** Start **

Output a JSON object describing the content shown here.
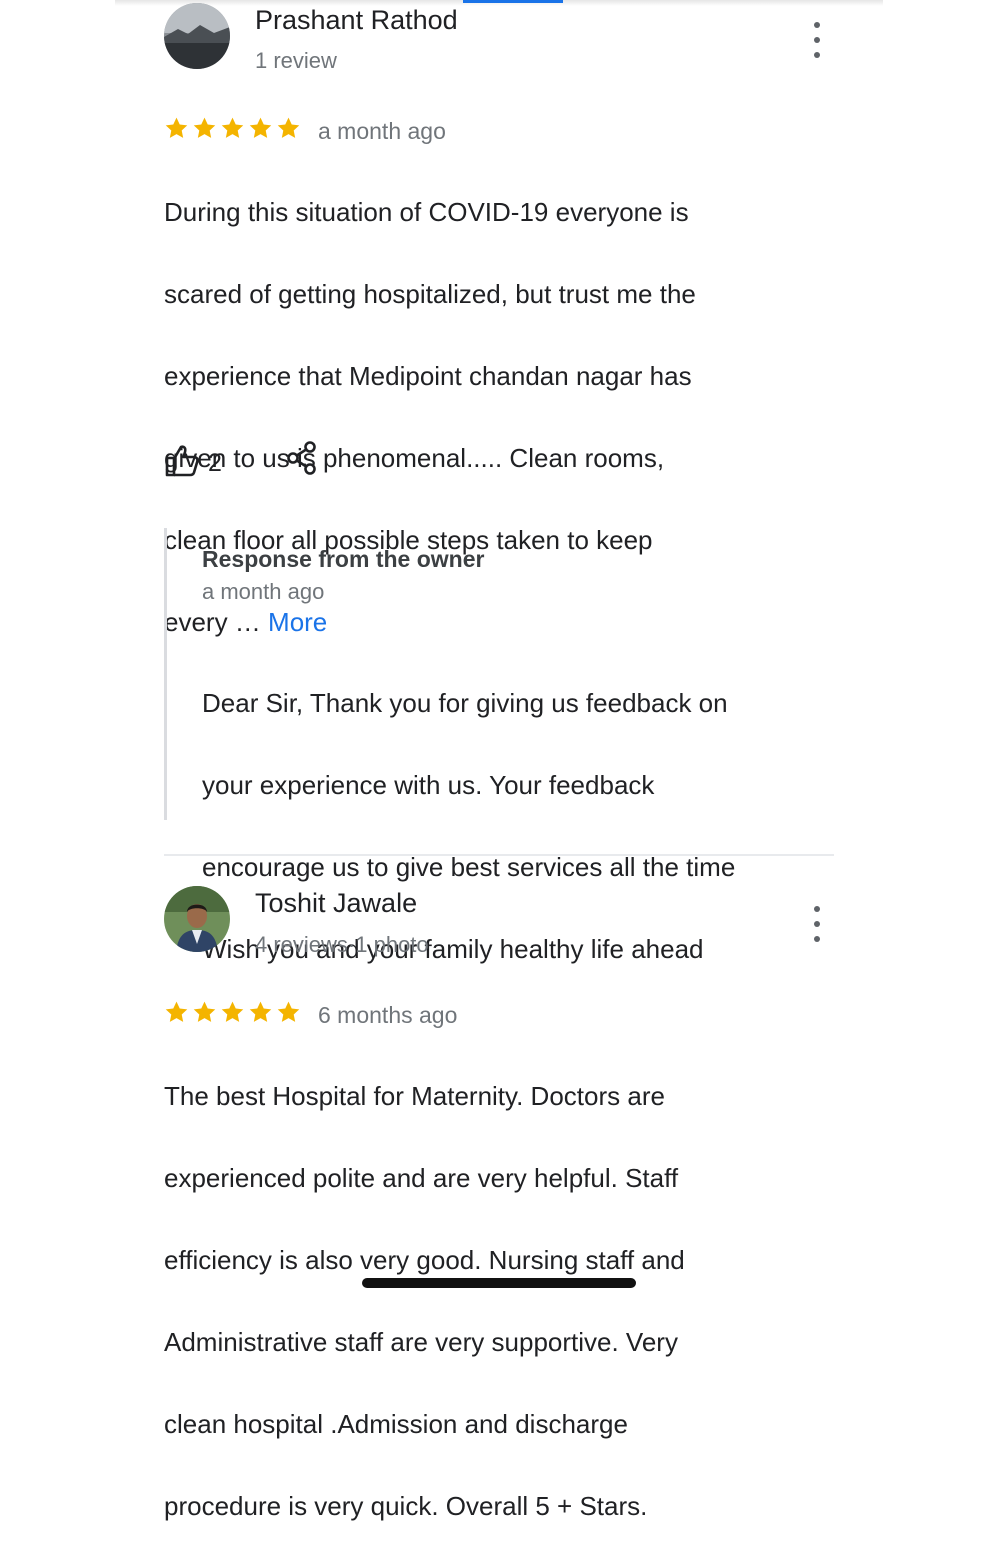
{
  "colors": {
    "star": "#f4b400",
    "link": "#1a73e8",
    "secondary_text": "#70757a"
  },
  "reviews": [
    {
      "author": "Prashant Rathod",
      "meta": "1 review",
      "rating": 5,
      "time": "a month ago",
      "text_line1": "During this situation of COVID-19 everyone is",
      "text_line2": "scared of getting hospitalized,  but trust me the",
      "text_line3": "experience that Medipoint chandan nagar has",
      "text_line4": "given to us is phenomenal..... Clean rooms,",
      "text_line5": "clean floor all possible steps taken to keep",
      "text_tail": "every … ",
      "more_label": "More",
      "likes": "2",
      "like_icon": "thumbs-up-icon",
      "share_icon": "share-icon",
      "menu_icon": "more-vert-icon",
      "owner_response": {
        "title": "Response from the owner",
        "time": "a month ago",
        "line1": "Dear Sir, Thank you for giving us feedback on",
        "line2": "your experience with us. Your feedback",
        "line3": "encourage us to give best services all the time",
        "line4": "Wish you and your family healthy life ahead"
      }
    },
    {
      "author": "Toshit Jawale",
      "meta": "4 reviews·1 photo",
      "rating": 5,
      "time": "6 months ago",
      "text_line1": "The best Hospital for Maternity. Doctors are",
      "text_line2": "experienced polite and are very helpful. Staff",
      "text_line3": "efficiency is also very good. Nursing staff and",
      "text_line4": "Administrative staff are very supportive. Very",
      "text_line5": "clean hospital .Admission and discharge",
      "text_line6": "procedure is very quick. Overall 5 + Stars.",
      "menu_icon": "more-vert-icon"
    }
  ]
}
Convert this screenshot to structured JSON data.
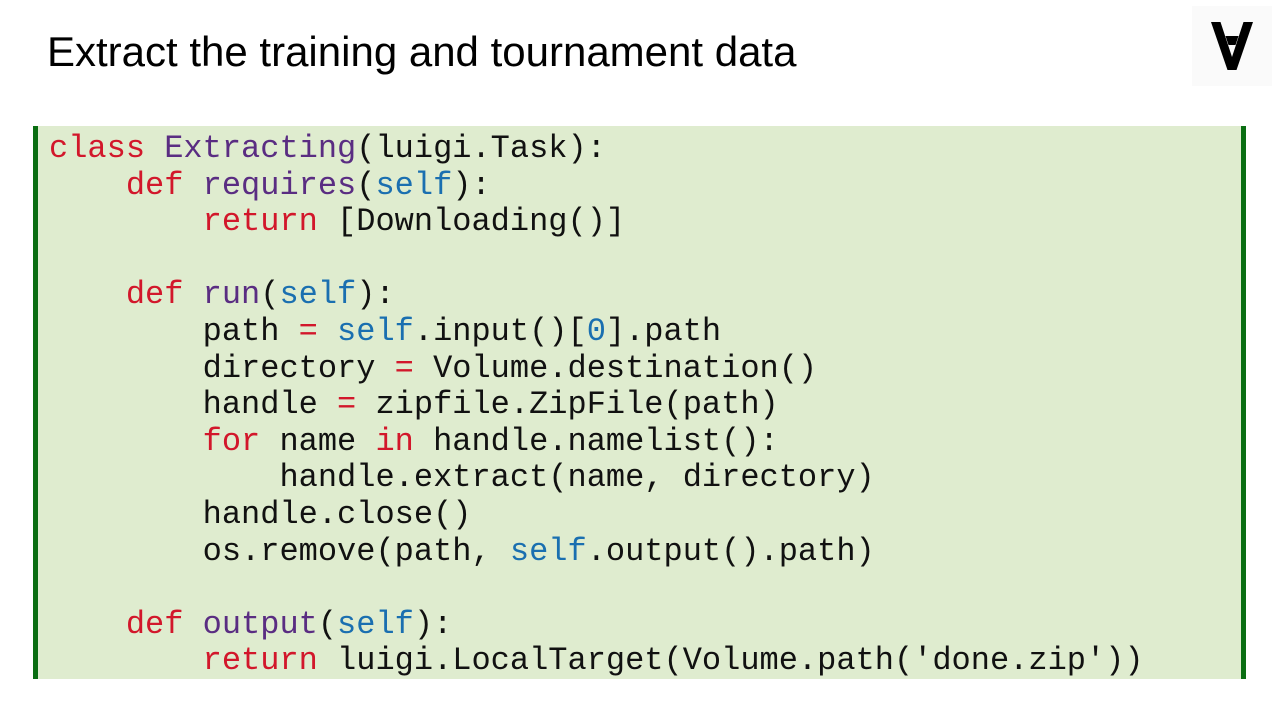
{
  "slide": {
    "title": "Extract the training and tournament data"
  },
  "logo": {
    "icon": "for-all-symbol-logo",
    "glyph": "∀"
  },
  "colors": {
    "code_background": "#dfeccf",
    "code_border": "#0a6e12",
    "keyword": "#d2172b",
    "function_name": "#5a2d82",
    "self": "#1a6fb0",
    "plain": "#111111"
  },
  "code": {
    "language": "python",
    "lines": [
      [
        {
          "t": "kw",
          "v": "class"
        },
        {
          "t": "txt",
          "v": " "
        },
        {
          "t": "fn",
          "v": "Extracting"
        },
        {
          "t": "txt",
          "v": "(luigi.Task):"
        }
      ],
      [
        {
          "t": "txt",
          "v": "    "
        },
        {
          "t": "kw",
          "v": "def"
        },
        {
          "t": "txt",
          "v": " "
        },
        {
          "t": "fn",
          "v": "requires"
        },
        {
          "t": "txt",
          "v": "("
        },
        {
          "t": "self",
          "v": "self"
        },
        {
          "t": "txt",
          "v": "):"
        }
      ],
      [
        {
          "t": "txt",
          "v": "        "
        },
        {
          "t": "kw",
          "v": "return"
        },
        {
          "t": "txt",
          "v": " [Downloading()]"
        }
      ],
      [],
      [
        {
          "t": "txt",
          "v": "    "
        },
        {
          "t": "kw",
          "v": "def"
        },
        {
          "t": "txt",
          "v": " "
        },
        {
          "t": "fn",
          "v": "run"
        },
        {
          "t": "txt",
          "v": "("
        },
        {
          "t": "self",
          "v": "self"
        },
        {
          "t": "txt",
          "v": "):"
        }
      ],
      [
        {
          "t": "txt",
          "v": "        path "
        },
        {
          "t": "kw",
          "v": "="
        },
        {
          "t": "txt",
          "v": " "
        },
        {
          "t": "self",
          "v": "self"
        },
        {
          "t": "txt",
          "v": ".input()["
        },
        {
          "t": "num",
          "v": "0"
        },
        {
          "t": "txt",
          "v": "].path"
        }
      ],
      [
        {
          "t": "txt",
          "v": "        directory "
        },
        {
          "t": "kw",
          "v": "="
        },
        {
          "t": "txt",
          "v": " Volume.destination()"
        }
      ],
      [
        {
          "t": "txt",
          "v": "        handle "
        },
        {
          "t": "kw",
          "v": "="
        },
        {
          "t": "txt",
          "v": " zipfile.ZipFile(path)"
        }
      ],
      [
        {
          "t": "txt",
          "v": "        "
        },
        {
          "t": "kw",
          "v": "for"
        },
        {
          "t": "txt",
          "v": " name "
        },
        {
          "t": "kw",
          "v": "in"
        },
        {
          "t": "txt",
          "v": " handle.namelist():"
        }
      ],
      [
        {
          "t": "txt",
          "v": "            handle.extract(name, directory)"
        }
      ],
      [
        {
          "t": "txt",
          "v": "        handle.close()"
        }
      ],
      [
        {
          "t": "txt",
          "v": "        os.remove(path, "
        },
        {
          "t": "self",
          "v": "self"
        },
        {
          "t": "txt",
          "v": ".output().path)"
        }
      ],
      [],
      [
        {
          "t": "txt",
          "v": "    "
        },
        {
          "t": "kw",
          "v": "def"
        },
        {
          "t": "txt",
          "v": " "
        },
        {
          "t": "fn",
          "v": "output"
        },
        {
          "t": "txt",
          "v": "("
        },
        {
          "t": "self",
          "v": "self"
        },
        {
          "t": "txt",
          "v": "):"
        }
      ],
      [
        {
          "t": "txt",
          "v": "        "
        },
        {
          "t": "kw",
          "v": "return"
        },
        {
          "t": "txt",
          "v": " luigi.LocalTarget(Volume.path('done.zip'))"
        }
      ]
    ]
  }
}
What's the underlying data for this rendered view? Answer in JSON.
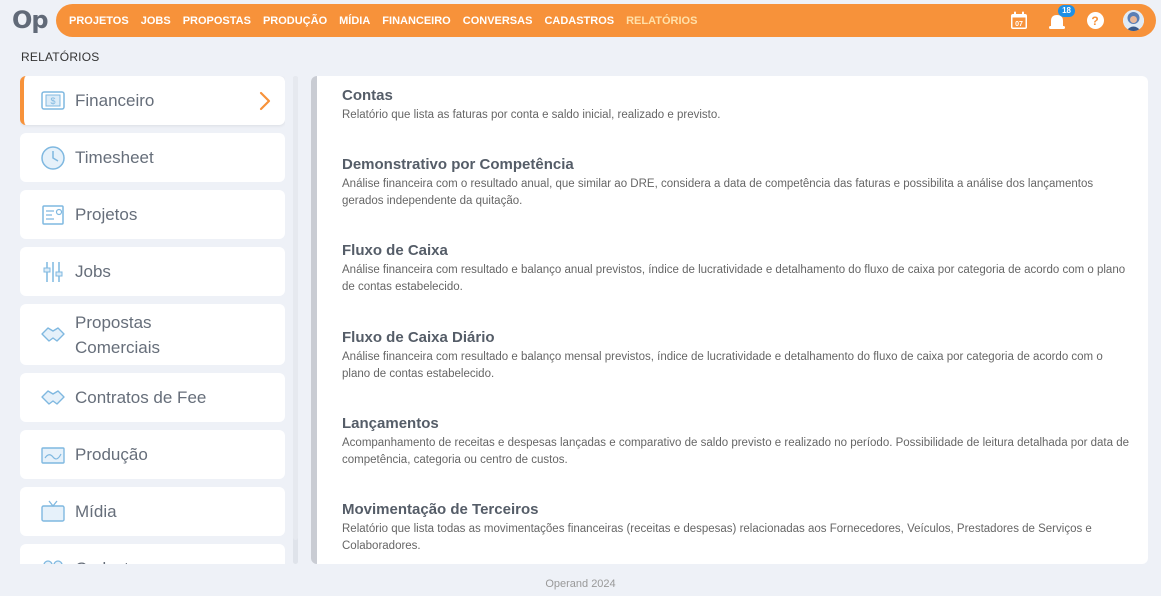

** End **

**Task description:** Look through the data and gather every line with the string "icon" in it.

**Solution for this exercise:**
      "like_icon": "thumbs-up-icon",
      "share_icon": "share-icon",
      "menu_icon": "more-vert-icon",
      "menu_icon": "more-vert-icon"
    "icon": "for-all-symbol-logo",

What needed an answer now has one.